— DATA PROVIDED —
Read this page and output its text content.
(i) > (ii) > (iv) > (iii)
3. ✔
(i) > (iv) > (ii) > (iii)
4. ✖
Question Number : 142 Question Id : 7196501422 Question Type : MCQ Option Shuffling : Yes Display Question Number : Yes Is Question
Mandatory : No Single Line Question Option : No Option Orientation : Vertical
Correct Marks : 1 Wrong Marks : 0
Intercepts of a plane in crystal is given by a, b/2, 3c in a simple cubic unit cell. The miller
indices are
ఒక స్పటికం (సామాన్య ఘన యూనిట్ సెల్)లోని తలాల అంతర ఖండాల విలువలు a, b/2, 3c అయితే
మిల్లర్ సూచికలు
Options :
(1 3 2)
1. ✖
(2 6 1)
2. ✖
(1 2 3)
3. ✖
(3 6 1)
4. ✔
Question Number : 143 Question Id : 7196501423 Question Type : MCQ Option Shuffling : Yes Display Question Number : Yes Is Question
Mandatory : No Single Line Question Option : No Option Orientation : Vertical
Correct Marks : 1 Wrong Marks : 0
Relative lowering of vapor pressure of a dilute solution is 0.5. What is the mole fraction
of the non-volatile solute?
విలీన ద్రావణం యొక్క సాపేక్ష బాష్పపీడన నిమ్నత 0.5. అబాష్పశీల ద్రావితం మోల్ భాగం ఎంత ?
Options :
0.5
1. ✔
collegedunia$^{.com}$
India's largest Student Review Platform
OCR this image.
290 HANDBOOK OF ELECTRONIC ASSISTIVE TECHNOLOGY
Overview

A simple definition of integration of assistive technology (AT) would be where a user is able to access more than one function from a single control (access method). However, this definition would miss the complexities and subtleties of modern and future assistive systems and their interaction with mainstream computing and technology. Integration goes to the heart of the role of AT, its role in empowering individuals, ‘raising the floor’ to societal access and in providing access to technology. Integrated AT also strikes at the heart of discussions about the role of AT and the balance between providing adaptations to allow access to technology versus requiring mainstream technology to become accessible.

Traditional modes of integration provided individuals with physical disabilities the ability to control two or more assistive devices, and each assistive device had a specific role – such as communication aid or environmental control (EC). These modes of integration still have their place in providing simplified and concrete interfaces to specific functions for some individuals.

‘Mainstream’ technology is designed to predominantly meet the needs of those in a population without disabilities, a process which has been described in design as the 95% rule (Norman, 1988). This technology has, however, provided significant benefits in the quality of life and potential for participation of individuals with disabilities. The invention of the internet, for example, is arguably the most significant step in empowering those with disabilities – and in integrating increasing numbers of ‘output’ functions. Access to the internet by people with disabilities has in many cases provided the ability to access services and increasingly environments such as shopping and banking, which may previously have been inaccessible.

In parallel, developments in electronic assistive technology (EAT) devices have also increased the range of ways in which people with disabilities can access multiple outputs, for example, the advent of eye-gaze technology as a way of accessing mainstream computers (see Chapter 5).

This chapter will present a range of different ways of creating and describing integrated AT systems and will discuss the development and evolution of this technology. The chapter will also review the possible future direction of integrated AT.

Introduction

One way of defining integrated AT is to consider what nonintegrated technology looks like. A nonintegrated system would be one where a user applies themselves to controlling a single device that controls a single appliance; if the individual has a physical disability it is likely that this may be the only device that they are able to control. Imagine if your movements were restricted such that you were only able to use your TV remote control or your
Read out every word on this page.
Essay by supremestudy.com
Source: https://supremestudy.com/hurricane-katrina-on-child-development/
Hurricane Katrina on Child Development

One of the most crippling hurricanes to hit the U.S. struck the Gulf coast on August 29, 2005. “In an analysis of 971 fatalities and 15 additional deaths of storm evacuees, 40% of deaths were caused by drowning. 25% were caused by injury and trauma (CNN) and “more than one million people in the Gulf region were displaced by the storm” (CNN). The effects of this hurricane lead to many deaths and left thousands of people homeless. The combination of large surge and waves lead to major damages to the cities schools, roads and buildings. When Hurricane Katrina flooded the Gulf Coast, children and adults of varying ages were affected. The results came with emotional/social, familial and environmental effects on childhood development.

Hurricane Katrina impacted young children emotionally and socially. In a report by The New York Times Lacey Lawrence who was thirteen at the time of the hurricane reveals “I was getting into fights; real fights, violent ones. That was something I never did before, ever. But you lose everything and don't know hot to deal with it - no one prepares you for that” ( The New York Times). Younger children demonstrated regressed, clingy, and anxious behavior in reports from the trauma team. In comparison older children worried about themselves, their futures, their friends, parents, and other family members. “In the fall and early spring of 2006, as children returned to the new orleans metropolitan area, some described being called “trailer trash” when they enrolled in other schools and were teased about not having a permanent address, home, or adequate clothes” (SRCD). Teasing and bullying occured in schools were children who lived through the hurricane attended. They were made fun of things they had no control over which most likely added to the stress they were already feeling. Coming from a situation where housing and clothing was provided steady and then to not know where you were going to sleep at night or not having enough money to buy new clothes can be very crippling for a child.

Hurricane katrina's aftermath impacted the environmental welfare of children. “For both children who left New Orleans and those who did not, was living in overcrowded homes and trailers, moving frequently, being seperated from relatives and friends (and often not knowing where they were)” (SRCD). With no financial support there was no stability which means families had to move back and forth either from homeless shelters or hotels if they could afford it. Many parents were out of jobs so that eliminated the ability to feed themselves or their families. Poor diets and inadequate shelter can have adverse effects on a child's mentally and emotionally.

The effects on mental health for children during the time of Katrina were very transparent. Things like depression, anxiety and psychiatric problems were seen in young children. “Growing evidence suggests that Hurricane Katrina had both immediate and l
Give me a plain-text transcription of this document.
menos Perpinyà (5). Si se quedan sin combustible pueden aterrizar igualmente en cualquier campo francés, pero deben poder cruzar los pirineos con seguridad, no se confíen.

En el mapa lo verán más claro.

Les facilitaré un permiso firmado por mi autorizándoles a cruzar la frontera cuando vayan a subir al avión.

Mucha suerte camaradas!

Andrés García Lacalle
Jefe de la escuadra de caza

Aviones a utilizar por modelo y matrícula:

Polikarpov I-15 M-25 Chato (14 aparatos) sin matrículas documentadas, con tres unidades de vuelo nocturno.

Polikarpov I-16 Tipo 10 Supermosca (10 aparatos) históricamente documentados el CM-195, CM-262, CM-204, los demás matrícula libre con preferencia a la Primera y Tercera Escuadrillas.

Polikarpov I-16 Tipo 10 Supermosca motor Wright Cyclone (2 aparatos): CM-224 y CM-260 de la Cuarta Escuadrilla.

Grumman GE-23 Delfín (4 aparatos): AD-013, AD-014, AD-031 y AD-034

— YOUR TASK —
Which lines contain the word "Display"? Copy each one.

— EXERCISE RESULT —
Question Number : 142 Question Id : 7196501422 Question Type : MCQ Option Shuffling : Yes Display Question Number : Yes Is Question
Question Number : 143 Question Id : 7196501423 Question Type : MCQ Option Shuffling : Yes Display Question Number : Yes Is Question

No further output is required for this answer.